§ THE EXERCISE: Present each line of the material that contains the string "mabilis", with letter case counted as significant.

§ DATA SHOWN:
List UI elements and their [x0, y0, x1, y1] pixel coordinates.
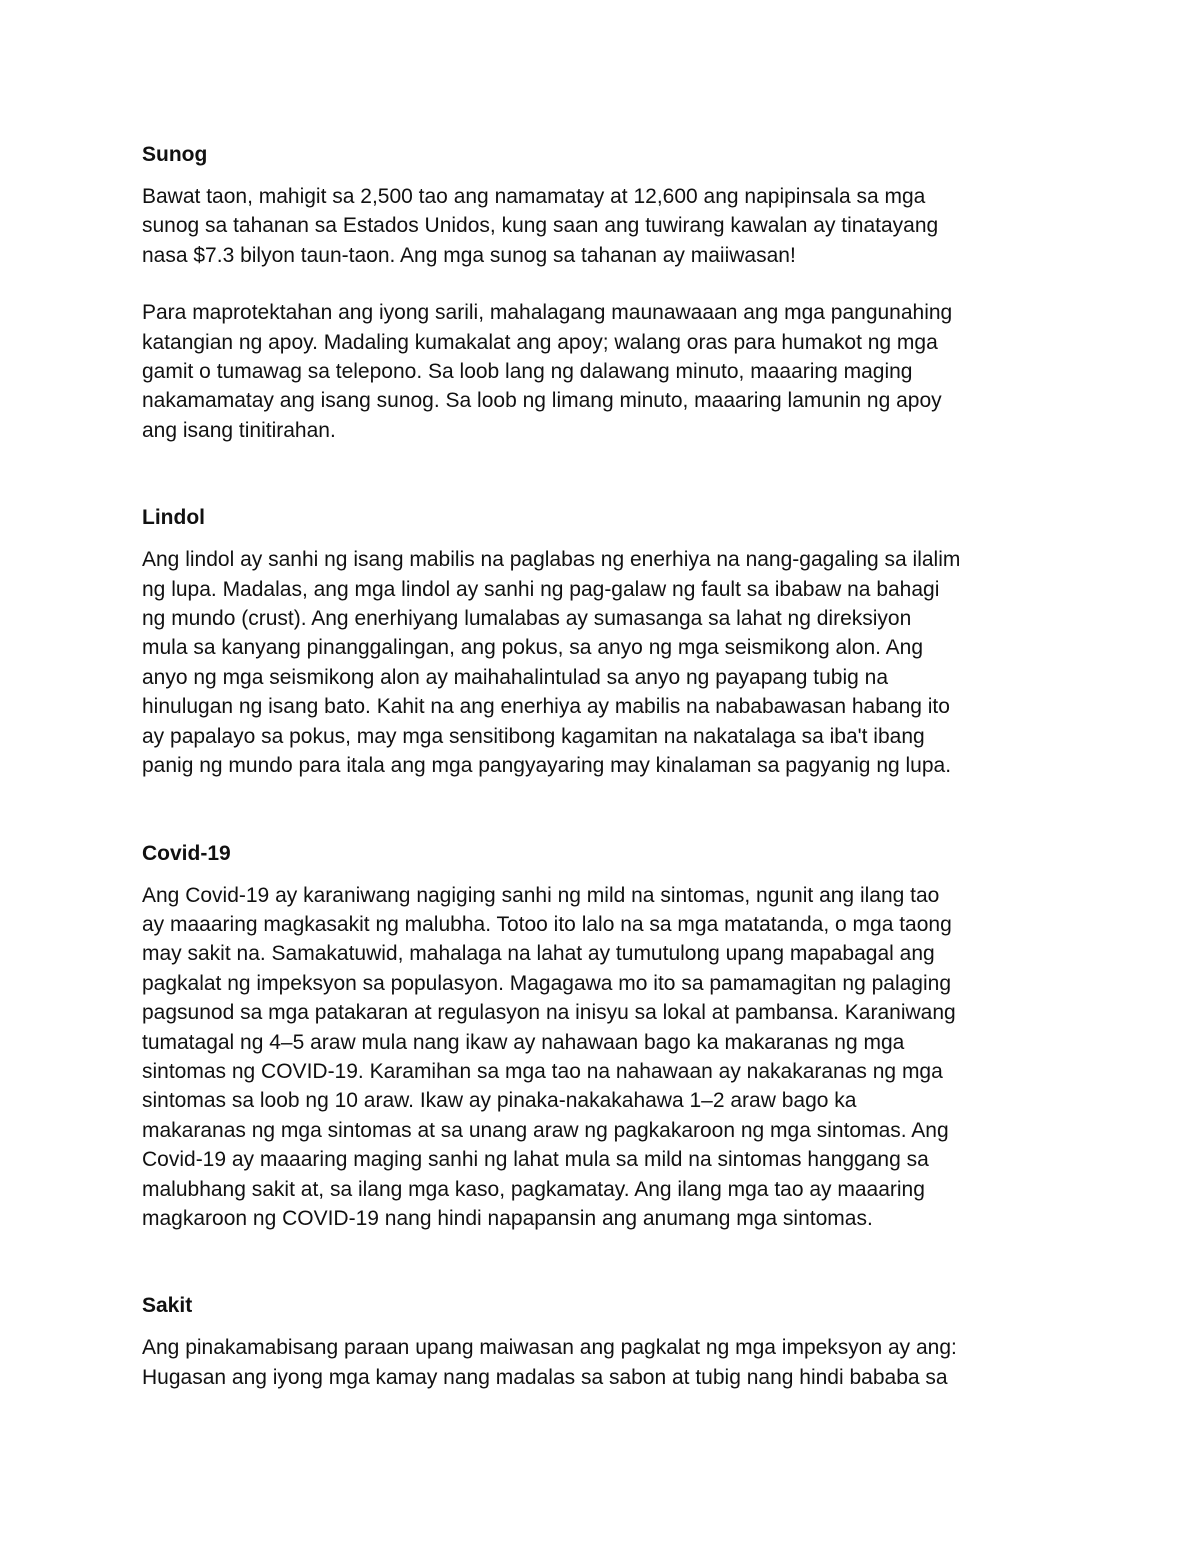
text-line: mula sa kanyang pinanggalingan, ang pokus, sa anyo ng mga seismikong alon. Ang	[142, 636, 924, 660]
text-line: ay maaaring magkasakit ng malubha. Totoo ito lalo na sa mga matatanda, o mga taong	[142, 912, 952, 936]
text-line: Ang lindol ay sanhi ng isang mabilis na paglabas ng enerhiya na nang-gagaling sa ilalim	[142, 548, 961, 572]
paragraph	[142, 298, 1070, 445]
section-title: Sunog	[142, 143, 208, 166]
text-line: Hugasan ang iyong mga kamay nang madalas sa sabon at tubig nang hindi bababa sa	[142, 1365, 948, 1389]
section-lindol	[142, 503, 1070, 780]
text-line: hinulugan ng isang bato. Kahit na ang enerhiya ay mabilis na nababawasan habang ito	[142, 695, 950, 719]
text-line: Covid-19 ay maaaring maging sanhi ng lahat mula sa mild na sintomas hanggang sa	[142, 1148, 929, 1172]
paragraph	[142, 1333, 1070, 1392]
text-line: Ang pinakamabisang paraan upang maiwasan ang pagkalat ng mga impeksyon ay ang:	[142, 1336, 957, 1360]
paragraph	[142, 881, 1070, 1234]
text-line: sintomas ng COVID-19. Karamihan sa mga tao na nahawaan ay nakakaranas ng mga	[142, 1059, 943, 1083]
paragraph	[142, 545, 1070, 780]
text-line: panig ng mundo para itala ang mga pangyayaring may kinalaman sa pagyanig ng lupa.	[142, 754, 952, 778]
text-line: ng mundo (crust). Ang enerhiyang lumalabas ay sumasanga sa lahat ng direksiyon	[142, 607, 912, 631]
text-line: magkaroon ng COVID-19 nang hindi napapansin ang anumang mga sintomas.	[142, 1206, 873, 1230]
text-line: makaranas ng mga sintomas at sa unang araw ng pagkakaroon ng mga sintomas. Ang	[142, 1118, 949, 1142]
text-line: ang isang tinitirahan.	[142, 418, 336, 442]
text-line: gamit o tumawag sa telepono. Sa loob lang ng dalawang minuto, maaaring maging	[142, 360, 913, 384]
text-line: pagsunod sa mga patakaran at regulasyon na inisyu sa lokal at pambansa. Karaniwang	[142, 1001, 956, 1025]
text-line: Para maprotektahan ang iyong sarili, mahalagang maunawaaan ang mga pangunahing	[142, 301, 953, 325]
paragraph	[142, 182, 1070, 270]
text-line: Ang Covid-19 ay karaniwang nagiging sanhi ng mild na sintomas, ngunit ang ilang tao	[142, 883, 940, 907]
text-line: pagkalat ng impeksyon sa populasyon. Magagawa mo ito sa pamamagitan ng palaging	[142, 971, 952, 995]
text-line: katangian ng apoy. Madaling kumakalat ang apoy; walang oras para humakot ng mga	[142, 330, 938, 354]
text-line: Bawat taon, mahigit sa 2,500 tao ang namamatay at 12,600 ang napipinsala sa mga	[142, 185, 926, 208]
text-line: nakamamatay ang isang sunog. Sa loob ng limang minuto, maaaring lamunin ng apoy	[142, 389, 942, 413]
text-line: ay papalayo sa pokus, may mga sensitibong kagamitan na nakatalaga sa iba't ibang	[142, 724, 925, 748]
section-sunog	[142, 140, 1070, 445]
text-line: ng lupa. Madalas, ang mga lindol ay sanhi ng pag-galaw ng fault sa ibabaw na bahagi	[142, 577, 940, 601]
text-line: tumatagal ng 4–5 araw mula nang ikaw ay nahawaan bago ka makaranas ng mga	[142, 1030, 905, 1054]
text-line: anyo ng mga seismikong alon ay maihahalintulad sa anyo ng payapang tubig na	[142, 665, 889, 689]
section-title: Sakit	[142, 1294, 193, 1318]
text-line: nasa $7.3 bilyon taun-taon. Ang mga sunog sa tahanan ay maiiwasan!	[142, 243, 796, 267]
text-line: sintomas sa loob ng 10 araw. Ikaw ay pinaka-nakakahawa 1–2 araw bago ka	[142, 1089, 857, 1113]
section-title: Lindol	[142, 506, 205, 530]
section-title: Covid-19	[142, 841, 231, 865]
section-covid-19	[142, 839, 1070, 1234]
text-line: sunog sa tahanan sa Estados Unidos, kung saan ang tuwirang kawalan ay tinatayang	[142, 214, 939, 238]
text-line: malubhang sakit at, sa ilang mga kaso, pagkamatay. Ang ilang mga tao ay maaaring	[142, 1177, 925, 1201]
section-sakit	[142, 1291, 1070, 1392]
text-line: may sakit na. Samakatuwid, mahalaga na lahat ay tumutulong upang mapabagal ang	[142, 942, 935, 966]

§ RESPONSE:
text-line: Ang lindol ay sanhi ng isang mabilis na paglabas ng enerhiya na nang-gagaling sa ilalim	[142, 548, 961, 572]
text-line: hinulugan ng isang bato. Kahit na ang enerhiya ay mabilis na nababawasan habang ito	[142, 695, 950, 719]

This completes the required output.